◆ Records for this exercise:
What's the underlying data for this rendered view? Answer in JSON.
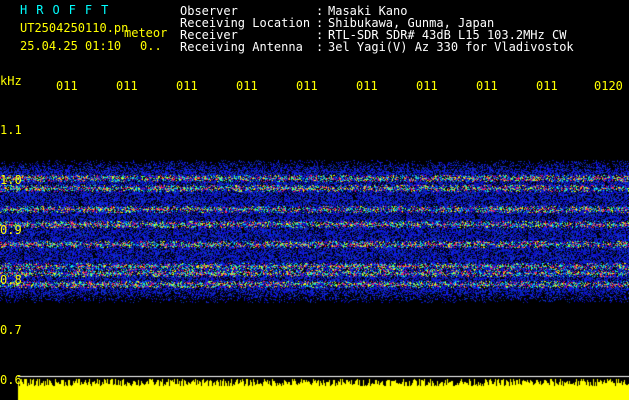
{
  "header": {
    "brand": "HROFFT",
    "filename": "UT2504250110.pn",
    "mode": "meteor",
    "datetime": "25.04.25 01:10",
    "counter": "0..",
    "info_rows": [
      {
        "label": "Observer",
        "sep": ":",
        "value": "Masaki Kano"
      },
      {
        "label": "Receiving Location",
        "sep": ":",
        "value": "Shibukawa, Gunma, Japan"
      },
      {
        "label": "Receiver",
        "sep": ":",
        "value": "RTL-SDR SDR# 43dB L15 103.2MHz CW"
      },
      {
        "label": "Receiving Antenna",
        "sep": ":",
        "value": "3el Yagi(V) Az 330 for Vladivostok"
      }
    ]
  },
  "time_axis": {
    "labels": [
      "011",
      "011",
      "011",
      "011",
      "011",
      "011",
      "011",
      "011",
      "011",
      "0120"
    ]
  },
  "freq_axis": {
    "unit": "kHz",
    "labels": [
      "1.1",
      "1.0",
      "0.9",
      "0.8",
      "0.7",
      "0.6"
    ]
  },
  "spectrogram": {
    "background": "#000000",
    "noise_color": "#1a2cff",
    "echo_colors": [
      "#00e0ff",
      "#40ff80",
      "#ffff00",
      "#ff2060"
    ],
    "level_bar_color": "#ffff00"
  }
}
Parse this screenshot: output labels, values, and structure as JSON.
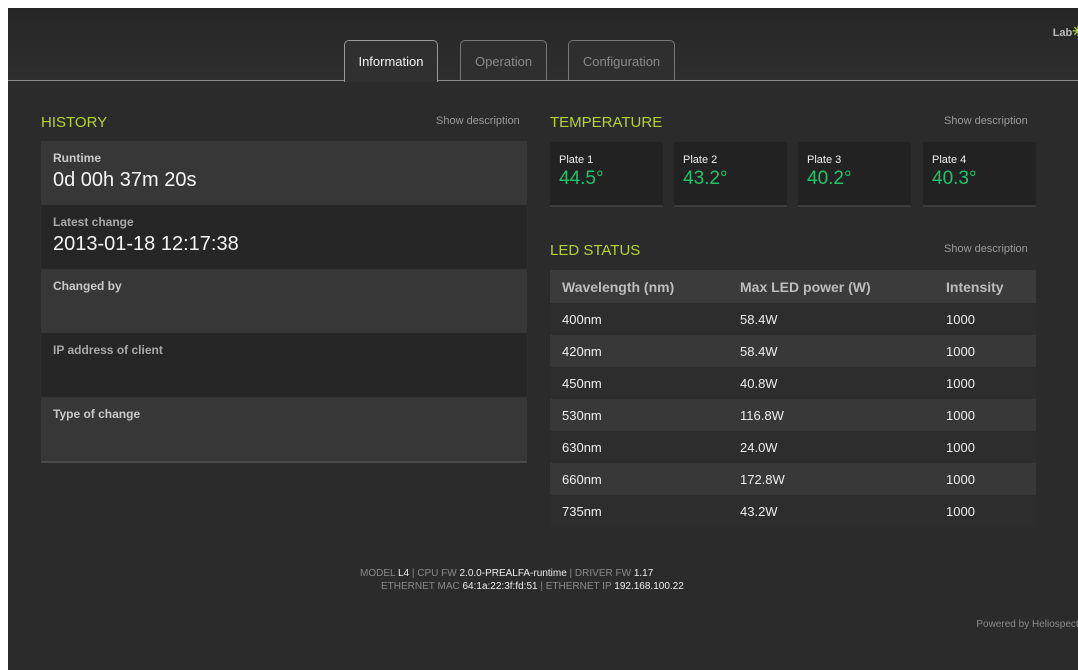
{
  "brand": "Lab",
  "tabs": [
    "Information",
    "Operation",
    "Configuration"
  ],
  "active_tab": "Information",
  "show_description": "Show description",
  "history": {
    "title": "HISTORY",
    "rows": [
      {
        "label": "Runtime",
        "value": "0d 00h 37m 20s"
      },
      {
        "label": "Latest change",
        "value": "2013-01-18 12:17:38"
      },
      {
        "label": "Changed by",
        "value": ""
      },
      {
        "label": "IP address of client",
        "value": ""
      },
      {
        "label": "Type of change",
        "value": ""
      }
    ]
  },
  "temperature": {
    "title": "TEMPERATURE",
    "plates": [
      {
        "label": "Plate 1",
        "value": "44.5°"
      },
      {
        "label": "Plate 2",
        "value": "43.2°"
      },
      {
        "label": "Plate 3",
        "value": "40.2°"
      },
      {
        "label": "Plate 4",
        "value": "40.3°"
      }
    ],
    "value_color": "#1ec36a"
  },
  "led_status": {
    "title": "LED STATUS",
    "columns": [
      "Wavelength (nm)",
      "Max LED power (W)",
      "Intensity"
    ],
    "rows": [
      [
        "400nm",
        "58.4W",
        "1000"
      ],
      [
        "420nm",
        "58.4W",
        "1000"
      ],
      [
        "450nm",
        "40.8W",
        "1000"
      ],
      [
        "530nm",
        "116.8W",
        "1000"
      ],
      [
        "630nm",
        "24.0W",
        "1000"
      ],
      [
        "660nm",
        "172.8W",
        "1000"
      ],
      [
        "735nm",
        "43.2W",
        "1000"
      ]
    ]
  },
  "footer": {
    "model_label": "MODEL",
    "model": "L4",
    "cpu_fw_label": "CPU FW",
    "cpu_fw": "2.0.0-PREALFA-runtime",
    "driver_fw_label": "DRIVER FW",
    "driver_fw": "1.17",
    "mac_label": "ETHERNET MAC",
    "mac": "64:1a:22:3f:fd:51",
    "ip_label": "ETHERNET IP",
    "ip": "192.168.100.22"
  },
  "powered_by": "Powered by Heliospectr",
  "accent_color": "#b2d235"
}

◆ What you have to do: Without the pictures, print the records in full, exactly as they appear.

◆ Final result:
What's the underlying data for this rendered view? Answer in JSON.
{
  "header": {
    "brand": "HROFFT",
    "filename": "UT2504250110.pn",
    "mode": "meteor",
    "datetime": "25.04.25 01:10",
    "counter": "0..",
    "info_rows": [
      {
        "label": "Observer",
        "sep": ":",
        "value": "Masaki Kano"
      },
      {
        "label": "Receiving Location",
        "sep": ":",
        "value": "Shibukawa, Gunma, Japan"
      },
      {
        "label": "Receiver",
        "sep": ":",
        "value": "RTL-SDR SDR# 43dB L15 103.2MHz CW"
      },
      {
        "label": "Receiving Antenna",
        "sep": ":",
        "value": "3el Yagi(V) Az 330 for Vladivostok"
      }
    ]
  },
  "time_axis": {
    "labels": [
      "011",
      "011",
      "011",
      "011",
      "011",
      "011",
      "011",
      "011",
      "011",
      "0120"
    ]
  },
  "freq_axis": {
    "unit": "kHz",
    "labels": [
      "1.1",
      "1.0",
      "0.9",
      "0.8",
      "0.7",
      "0.6"
    ]
  },
  "spectrogram": {
    "background": "#000000",
    "noise_color": "#1a2cff",
    "echo_colors": [
      "#00e0ff",
      "#40ff80",
      "#ffff00",
      "#ff2060"
    ],
    "level_bar_color": "#ffff00"
  }
}
Parse this screenshot: output labels, values, and structure as JSON.
{
  "brand": "Lab",
  "tabs": [
    "Information",
    "Operation",
    "Configuration"
  ],
  "active_tab": "Information",
  "show_description": "Show description",
  "history": {
    "title": "HISTORY",
    "rows": [
      {
        "label": "Runtime",
        "value": "0d 00h 37m 20s"
      },
      {
        "label": "Latest change",
        "value": "2013-01-18 12:17:38"
      },
      {
        "label": "Changed by",
        "value": ""
      },
      {
        "label": "IP address of client",
        "value": ""
      },
      {
        "label": "Type of change",
        "value": ""
      }
    ]
  },
  "temperature": {
    "title": "TEMPERATURE",
    "plates": [
      {
        "label": "Plate 1",
        "value": "44.5°"
      },
      {
        "label": "Plate 2",
        "value": "43.2°"
      },
      {
        "label": "Plate 3",
        "value": "40.2°"
      },
      {
        "label": "Plate 4",
        "value": "40.3°"
      }
    ],
    "value_color": "#1ec36a"
  },
  "led_status": {
    "title": "LED STATUS",
    "columns": [
      "Wavelength (nm)",
      "Max LED power (W)",
      "Intensity"
    ],
    "rows": [
      [
        "400nm",
        "58.4W",
        "1000"
      ],
      [
        "420nm",
        "58.4W",
        "1000"
      ],
      [
        "450nm",
        "40.8W",
        "1000"
      ],
      [
        "530nm",
        "116.8W",
        "1000"
      ],
      [
        "630nm",
        "24.0W",
        "1000"
      ],
      [
        "660nm",
        "172.8W",
        "1000"
      ],
      [
        "735nm",
        "43.2W",
        "1000"
      ]
    ]
  },
  "footer": {
    "model_label": "MODEL",
    "model": "L4",
    "cpu_fw_label": "CPU FW",
    "cpu_fw": "2.0.0-PREALFA-runtime",
    "driver_fw_label": "DRIVER FW",
    "driver_fw": "1.17",
    "mac_label": "ETHERNET MAC",
    "mac": "64:1a:22:3f:fd:51",
    "ip_label": "ETHERNET IP",
    "ip": "192.168.100.22"
  },
  "powered_by": "Powered by Heliospectr",
  "accent_color": "#b2d235"
}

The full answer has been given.